The records below are split into lines. How many of those lines contain the string "Образование"? Reply with the number only.

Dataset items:
-=-=-=-=-

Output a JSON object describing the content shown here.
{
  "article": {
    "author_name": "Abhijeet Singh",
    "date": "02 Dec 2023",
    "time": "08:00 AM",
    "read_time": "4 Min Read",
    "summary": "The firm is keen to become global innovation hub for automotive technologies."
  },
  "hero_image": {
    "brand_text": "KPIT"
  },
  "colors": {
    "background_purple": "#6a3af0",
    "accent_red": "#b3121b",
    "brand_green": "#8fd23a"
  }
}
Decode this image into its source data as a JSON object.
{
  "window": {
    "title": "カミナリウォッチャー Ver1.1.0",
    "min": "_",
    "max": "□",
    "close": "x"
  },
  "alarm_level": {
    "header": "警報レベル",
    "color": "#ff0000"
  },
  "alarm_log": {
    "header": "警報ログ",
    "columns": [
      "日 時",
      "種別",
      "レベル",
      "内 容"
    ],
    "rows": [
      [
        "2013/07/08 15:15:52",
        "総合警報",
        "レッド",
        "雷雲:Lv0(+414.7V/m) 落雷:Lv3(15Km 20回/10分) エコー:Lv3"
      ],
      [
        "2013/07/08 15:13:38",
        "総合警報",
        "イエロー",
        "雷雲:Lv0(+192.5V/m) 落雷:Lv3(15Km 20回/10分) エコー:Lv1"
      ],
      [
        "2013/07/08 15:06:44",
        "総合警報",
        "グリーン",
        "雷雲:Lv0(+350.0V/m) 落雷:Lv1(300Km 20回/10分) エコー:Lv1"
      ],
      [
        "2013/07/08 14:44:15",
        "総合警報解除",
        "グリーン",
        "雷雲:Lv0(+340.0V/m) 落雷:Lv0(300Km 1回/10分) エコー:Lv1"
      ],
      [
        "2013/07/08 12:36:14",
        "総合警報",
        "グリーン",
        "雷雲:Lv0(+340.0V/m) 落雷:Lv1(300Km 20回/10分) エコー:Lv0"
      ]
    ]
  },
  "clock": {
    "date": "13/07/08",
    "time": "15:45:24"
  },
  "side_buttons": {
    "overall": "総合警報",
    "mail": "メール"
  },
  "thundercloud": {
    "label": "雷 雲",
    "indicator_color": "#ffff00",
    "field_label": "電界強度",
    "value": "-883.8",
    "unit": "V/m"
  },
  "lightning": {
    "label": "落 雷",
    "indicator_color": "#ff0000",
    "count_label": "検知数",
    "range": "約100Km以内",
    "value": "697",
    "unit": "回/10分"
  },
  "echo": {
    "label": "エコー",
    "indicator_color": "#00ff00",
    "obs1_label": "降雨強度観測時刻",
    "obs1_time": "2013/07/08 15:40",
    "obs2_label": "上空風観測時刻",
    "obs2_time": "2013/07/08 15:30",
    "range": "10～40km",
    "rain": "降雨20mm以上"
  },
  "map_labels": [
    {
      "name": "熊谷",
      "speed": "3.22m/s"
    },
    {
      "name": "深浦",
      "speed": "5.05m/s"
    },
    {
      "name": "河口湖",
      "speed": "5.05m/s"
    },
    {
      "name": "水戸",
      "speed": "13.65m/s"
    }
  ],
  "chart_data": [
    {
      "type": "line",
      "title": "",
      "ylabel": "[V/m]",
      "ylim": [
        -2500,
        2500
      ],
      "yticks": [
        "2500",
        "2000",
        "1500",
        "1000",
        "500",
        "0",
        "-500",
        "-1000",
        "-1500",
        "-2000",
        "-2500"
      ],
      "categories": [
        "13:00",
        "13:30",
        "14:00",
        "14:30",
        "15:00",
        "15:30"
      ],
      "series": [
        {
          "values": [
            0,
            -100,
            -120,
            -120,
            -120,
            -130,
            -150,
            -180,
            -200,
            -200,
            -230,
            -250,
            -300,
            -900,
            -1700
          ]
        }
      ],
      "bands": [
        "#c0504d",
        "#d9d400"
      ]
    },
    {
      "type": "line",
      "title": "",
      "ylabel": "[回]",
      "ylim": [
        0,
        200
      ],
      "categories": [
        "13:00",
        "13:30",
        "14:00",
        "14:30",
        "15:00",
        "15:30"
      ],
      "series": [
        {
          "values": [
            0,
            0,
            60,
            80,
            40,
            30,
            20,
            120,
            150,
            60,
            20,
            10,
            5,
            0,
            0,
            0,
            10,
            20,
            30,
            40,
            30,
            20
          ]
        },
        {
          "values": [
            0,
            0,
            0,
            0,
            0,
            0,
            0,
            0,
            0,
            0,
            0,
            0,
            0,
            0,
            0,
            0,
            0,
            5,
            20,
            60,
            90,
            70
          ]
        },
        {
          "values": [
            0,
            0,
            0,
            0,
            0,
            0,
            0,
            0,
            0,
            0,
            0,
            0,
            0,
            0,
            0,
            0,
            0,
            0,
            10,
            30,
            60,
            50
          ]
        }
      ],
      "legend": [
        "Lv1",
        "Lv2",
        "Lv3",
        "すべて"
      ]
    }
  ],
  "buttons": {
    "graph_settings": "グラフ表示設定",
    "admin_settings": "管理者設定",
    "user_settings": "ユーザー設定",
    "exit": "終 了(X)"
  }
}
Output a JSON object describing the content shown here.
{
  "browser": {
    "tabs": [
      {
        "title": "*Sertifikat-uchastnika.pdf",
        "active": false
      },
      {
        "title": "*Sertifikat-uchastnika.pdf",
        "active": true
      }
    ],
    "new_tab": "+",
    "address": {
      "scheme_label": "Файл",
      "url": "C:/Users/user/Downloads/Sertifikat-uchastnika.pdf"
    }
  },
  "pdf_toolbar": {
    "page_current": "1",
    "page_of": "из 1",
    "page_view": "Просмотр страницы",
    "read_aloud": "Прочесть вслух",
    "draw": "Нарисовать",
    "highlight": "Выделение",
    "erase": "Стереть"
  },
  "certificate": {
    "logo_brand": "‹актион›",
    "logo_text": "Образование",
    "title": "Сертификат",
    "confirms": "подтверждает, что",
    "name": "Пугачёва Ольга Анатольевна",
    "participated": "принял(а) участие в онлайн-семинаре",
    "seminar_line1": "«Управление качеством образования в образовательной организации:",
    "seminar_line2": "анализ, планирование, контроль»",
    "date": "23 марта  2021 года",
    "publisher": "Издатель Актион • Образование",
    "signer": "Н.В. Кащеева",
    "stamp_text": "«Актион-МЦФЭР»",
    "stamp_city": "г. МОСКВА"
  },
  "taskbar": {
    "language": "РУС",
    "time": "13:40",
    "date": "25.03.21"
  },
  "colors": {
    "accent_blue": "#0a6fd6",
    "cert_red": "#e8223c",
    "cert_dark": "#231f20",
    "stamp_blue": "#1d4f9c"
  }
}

-=-=-=-=-

Written answer: 2